# Data to use start

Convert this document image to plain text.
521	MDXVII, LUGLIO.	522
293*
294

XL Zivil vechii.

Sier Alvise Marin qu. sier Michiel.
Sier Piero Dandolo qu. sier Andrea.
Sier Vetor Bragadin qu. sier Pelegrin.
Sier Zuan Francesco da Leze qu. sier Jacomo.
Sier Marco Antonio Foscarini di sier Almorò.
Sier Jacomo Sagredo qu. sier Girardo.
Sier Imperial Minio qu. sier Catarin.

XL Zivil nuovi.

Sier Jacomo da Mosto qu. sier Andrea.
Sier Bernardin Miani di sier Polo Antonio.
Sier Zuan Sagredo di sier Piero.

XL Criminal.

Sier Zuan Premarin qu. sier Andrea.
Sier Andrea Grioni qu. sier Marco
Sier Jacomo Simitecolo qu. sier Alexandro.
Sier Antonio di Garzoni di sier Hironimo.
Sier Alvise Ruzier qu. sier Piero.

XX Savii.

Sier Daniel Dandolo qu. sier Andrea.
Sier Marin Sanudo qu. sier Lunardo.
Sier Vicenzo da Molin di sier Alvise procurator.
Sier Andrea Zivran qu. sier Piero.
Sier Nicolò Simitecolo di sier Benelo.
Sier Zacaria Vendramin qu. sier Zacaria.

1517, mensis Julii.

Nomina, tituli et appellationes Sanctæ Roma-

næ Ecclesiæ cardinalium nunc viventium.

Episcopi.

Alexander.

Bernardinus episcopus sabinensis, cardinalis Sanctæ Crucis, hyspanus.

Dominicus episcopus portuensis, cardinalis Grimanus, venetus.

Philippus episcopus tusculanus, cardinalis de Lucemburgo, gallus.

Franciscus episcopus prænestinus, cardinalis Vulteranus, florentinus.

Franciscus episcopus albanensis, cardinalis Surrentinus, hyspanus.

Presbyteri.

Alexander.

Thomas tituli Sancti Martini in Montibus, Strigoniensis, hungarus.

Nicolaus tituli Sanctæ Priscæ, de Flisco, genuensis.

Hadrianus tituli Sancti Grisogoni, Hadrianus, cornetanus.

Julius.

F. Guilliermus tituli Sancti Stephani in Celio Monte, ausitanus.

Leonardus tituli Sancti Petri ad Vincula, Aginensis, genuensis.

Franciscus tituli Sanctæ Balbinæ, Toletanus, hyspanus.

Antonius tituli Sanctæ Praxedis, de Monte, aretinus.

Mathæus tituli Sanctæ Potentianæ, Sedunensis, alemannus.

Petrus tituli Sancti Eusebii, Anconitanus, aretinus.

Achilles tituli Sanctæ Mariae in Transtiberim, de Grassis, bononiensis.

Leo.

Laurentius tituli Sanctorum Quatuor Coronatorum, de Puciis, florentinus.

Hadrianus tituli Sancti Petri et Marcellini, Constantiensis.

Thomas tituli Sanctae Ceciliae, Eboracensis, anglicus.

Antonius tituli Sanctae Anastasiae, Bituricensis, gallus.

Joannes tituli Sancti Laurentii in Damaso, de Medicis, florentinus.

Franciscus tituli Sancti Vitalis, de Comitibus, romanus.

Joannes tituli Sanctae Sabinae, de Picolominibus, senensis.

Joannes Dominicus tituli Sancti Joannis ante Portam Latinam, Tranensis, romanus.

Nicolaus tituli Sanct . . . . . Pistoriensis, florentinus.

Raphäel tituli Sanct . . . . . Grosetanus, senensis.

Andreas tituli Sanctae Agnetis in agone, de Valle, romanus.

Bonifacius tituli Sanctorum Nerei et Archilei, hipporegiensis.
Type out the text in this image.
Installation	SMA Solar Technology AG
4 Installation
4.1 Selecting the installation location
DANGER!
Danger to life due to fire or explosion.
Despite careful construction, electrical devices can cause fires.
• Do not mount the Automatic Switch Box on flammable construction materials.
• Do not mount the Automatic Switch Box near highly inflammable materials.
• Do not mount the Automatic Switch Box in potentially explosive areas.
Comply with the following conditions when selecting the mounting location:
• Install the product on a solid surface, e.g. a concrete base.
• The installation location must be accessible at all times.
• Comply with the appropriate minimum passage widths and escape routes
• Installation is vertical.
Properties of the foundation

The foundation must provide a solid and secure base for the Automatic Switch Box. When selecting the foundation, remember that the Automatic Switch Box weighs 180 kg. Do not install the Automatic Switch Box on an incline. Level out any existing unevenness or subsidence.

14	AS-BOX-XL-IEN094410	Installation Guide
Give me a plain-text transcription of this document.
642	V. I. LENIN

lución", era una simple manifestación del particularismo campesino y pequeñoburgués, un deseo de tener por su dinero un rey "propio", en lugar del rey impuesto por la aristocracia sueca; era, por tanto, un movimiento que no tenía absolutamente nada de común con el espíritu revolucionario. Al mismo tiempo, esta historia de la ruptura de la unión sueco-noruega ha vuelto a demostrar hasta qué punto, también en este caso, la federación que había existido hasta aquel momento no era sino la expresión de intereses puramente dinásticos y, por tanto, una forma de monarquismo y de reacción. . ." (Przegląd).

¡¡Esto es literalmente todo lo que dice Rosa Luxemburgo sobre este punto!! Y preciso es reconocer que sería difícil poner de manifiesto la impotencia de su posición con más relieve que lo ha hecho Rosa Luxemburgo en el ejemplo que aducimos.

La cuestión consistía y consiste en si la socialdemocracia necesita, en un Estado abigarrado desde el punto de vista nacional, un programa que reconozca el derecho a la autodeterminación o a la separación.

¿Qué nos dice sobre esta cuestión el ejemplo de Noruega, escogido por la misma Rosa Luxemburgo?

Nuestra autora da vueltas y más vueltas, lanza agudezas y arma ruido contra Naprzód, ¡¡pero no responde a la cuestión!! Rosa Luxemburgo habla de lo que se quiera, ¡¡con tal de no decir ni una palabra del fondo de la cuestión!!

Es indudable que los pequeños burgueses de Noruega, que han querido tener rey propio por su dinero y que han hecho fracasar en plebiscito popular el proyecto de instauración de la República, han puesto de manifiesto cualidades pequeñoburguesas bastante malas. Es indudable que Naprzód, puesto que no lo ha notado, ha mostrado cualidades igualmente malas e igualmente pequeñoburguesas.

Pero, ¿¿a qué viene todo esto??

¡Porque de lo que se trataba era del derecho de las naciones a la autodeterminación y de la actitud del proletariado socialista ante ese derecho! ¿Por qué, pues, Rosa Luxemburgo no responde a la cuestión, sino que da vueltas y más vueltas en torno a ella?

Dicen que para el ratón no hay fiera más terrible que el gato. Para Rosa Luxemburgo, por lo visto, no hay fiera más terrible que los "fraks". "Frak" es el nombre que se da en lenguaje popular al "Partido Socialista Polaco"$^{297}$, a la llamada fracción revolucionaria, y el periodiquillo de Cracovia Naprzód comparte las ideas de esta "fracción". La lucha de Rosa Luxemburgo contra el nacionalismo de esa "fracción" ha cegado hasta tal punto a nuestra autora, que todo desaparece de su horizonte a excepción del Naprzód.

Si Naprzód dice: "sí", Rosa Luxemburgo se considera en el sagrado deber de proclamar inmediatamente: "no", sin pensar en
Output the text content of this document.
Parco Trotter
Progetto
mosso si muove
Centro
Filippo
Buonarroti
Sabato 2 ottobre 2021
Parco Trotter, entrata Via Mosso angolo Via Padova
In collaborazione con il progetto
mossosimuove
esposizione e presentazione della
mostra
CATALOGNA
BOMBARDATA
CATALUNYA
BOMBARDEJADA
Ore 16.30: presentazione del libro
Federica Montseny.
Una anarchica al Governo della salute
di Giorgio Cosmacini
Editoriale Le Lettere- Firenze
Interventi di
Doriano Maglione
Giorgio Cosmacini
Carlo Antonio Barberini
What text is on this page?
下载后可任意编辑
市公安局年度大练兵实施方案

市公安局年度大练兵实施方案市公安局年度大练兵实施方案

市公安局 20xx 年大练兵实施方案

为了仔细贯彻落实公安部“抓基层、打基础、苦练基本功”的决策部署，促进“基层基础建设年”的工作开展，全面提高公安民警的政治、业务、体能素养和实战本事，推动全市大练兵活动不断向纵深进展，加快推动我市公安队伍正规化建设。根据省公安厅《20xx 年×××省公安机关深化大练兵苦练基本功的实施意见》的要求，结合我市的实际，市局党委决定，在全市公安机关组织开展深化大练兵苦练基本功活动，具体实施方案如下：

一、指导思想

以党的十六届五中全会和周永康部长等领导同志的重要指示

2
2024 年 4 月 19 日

# Data to use end

→ Stated task
Return the line that contains "What text is on this page?" along with every line after it through the end of the entries, exactly, adding nothing.

→ Correct response
What text is on this page?
下载后可任意编辑
市公安局年度大练兵实施方案

市公安局年度大练兵实施方案市公安局年度大练兵实施方案

市公安局 20xx 年大练兵实施方案

为了仔细贯彻落实公安部“抓基层、打基础、苦练基本功”的决策部署，促进“基层基础建设年”的工作开展，全面提高公安民警的政治、业务、体能素养和实战本事，推动全市大练兵活动不断向纵深进展，加快推动我市公安队伍正规化建设。根据省公安厅《20xx 年×××省公安机关深化大练兵苦练基本功的实施意见》的要求，结合我市的实际，市局党委决定，在全市公安机关组织开展深化大练兵苦练基本功活动，具体实施方案如下：

一、指导思想

以党的十六届五中全会和周永康部长等领导同志的重要指示

2
2024 年 4 月 19 日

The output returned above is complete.